## Task requirements
How many lines in the entries below contain "Bloomberg"? Answer with the number only.
::::
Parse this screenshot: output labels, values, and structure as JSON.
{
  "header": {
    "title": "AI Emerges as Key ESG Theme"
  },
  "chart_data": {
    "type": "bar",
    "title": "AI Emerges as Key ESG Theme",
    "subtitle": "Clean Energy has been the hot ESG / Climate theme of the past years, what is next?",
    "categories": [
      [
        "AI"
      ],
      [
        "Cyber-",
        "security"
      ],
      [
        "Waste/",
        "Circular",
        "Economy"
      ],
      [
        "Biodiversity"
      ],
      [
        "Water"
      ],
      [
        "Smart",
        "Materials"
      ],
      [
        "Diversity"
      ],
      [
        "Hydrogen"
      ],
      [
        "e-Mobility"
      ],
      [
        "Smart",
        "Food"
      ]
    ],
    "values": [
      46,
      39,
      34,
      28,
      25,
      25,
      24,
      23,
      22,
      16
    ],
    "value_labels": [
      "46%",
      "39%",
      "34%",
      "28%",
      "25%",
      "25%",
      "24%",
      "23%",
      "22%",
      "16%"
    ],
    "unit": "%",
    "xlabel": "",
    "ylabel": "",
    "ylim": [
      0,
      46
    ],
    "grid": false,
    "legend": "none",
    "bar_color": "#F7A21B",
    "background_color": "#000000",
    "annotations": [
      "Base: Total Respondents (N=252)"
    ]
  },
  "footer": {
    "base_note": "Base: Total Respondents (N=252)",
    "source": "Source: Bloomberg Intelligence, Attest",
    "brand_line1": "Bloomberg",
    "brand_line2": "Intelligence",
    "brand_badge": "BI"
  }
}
::::
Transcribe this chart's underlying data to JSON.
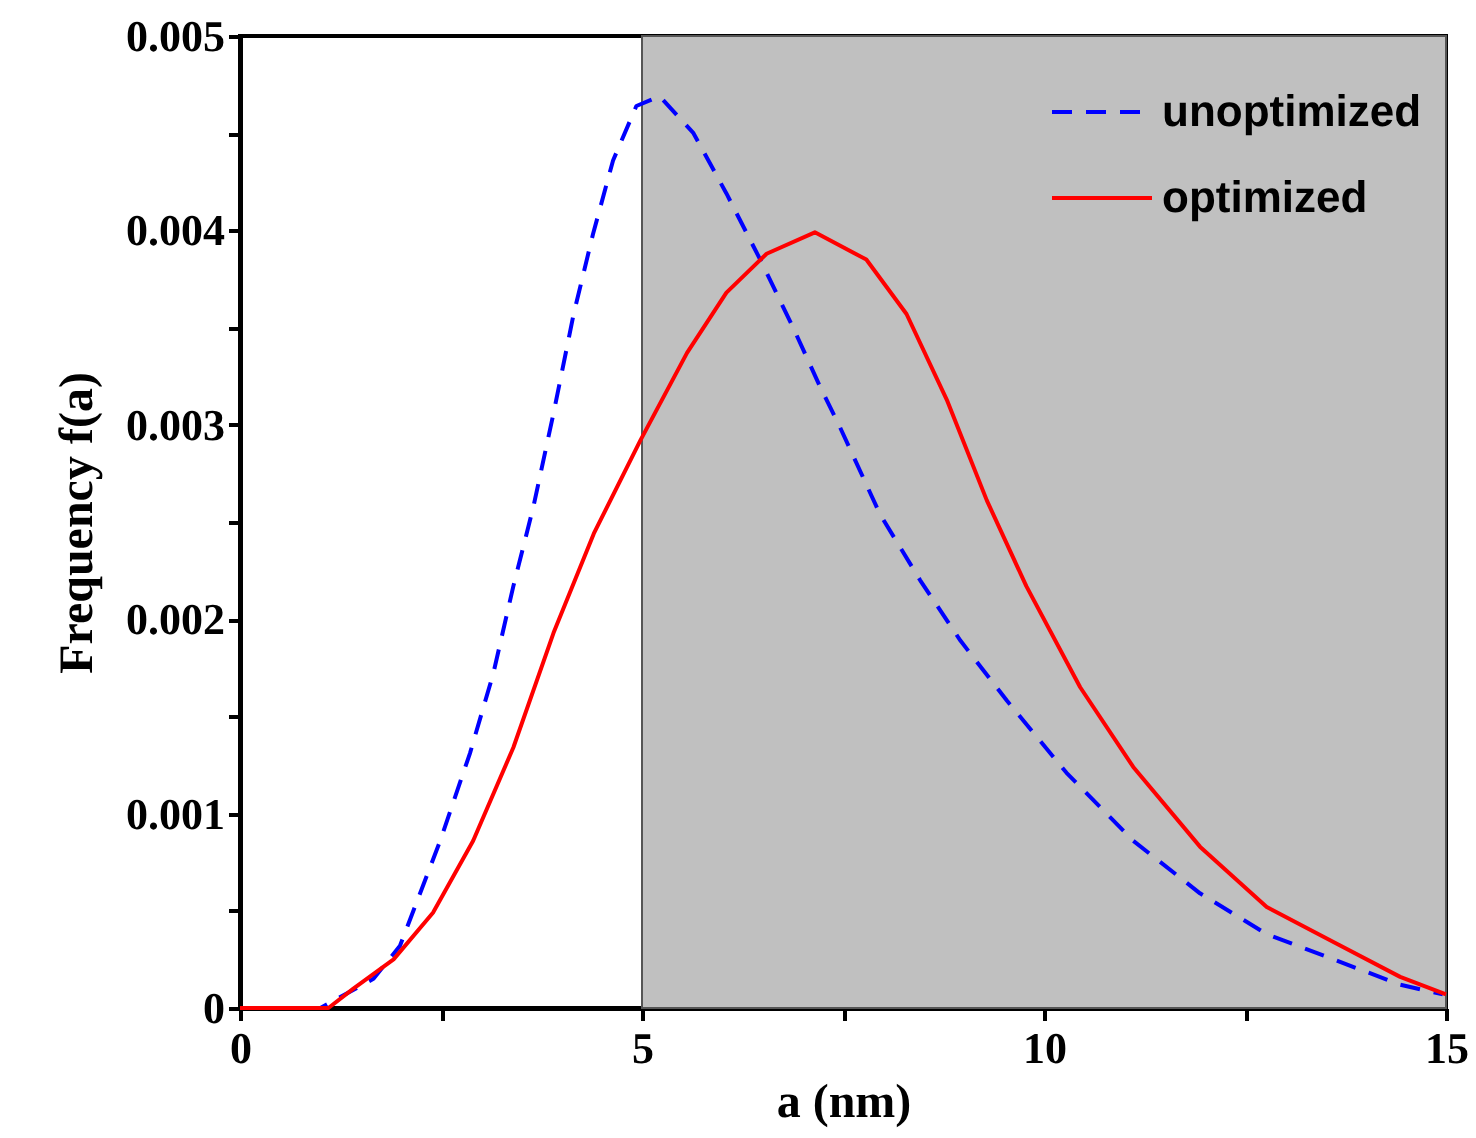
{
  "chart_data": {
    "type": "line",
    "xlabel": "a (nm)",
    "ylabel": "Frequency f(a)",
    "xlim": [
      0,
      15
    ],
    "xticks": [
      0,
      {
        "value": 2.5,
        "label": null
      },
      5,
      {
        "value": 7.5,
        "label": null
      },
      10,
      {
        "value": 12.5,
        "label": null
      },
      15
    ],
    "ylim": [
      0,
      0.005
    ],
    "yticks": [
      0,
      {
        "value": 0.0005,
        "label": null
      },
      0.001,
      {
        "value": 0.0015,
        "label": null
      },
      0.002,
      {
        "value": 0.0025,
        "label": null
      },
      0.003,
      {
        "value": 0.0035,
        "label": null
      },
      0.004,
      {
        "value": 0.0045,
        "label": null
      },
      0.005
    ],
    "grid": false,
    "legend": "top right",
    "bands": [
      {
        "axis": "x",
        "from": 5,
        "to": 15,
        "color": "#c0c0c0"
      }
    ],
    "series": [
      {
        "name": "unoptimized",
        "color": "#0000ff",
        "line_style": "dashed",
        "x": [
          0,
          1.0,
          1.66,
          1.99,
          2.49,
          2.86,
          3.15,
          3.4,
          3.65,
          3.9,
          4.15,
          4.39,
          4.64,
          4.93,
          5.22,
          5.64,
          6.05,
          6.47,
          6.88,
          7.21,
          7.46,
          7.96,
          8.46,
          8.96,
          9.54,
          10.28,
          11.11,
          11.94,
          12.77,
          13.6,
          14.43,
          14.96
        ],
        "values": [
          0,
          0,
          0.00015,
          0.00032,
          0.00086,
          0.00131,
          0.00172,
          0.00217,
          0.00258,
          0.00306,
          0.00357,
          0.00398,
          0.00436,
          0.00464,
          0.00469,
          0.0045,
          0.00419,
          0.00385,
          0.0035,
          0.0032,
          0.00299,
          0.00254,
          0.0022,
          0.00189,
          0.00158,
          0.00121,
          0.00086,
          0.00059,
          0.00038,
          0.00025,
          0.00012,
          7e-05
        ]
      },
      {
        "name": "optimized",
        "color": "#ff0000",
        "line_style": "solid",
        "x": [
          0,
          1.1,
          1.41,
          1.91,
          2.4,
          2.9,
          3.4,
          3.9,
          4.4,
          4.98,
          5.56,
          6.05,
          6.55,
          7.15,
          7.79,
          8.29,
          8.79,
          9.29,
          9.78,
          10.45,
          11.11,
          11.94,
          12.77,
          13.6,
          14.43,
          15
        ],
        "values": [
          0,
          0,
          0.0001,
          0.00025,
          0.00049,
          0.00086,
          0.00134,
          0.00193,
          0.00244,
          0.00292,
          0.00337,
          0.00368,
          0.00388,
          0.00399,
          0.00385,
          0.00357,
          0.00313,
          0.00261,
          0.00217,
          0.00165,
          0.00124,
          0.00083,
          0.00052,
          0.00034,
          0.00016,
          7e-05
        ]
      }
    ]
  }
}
::::
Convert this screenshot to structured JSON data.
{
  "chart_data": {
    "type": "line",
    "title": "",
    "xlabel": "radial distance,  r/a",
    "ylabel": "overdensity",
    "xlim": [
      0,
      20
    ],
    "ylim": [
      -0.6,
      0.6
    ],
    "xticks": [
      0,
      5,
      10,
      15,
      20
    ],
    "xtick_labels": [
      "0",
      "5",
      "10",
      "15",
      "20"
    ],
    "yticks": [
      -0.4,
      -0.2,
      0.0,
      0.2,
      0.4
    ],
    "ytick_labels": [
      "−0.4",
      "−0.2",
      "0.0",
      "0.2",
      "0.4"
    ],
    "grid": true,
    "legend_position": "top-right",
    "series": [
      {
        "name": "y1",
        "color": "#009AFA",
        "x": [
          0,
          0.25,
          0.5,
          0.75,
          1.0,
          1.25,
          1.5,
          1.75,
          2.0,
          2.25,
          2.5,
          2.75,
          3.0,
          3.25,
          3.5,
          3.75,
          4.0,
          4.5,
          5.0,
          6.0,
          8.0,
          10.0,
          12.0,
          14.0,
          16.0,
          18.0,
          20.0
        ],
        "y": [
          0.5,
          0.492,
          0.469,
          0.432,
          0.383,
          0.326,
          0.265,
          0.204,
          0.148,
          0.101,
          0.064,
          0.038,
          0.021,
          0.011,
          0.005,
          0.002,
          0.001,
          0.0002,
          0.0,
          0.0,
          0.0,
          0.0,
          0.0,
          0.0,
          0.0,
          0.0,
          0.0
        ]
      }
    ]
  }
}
::::
## Answer to this problem
2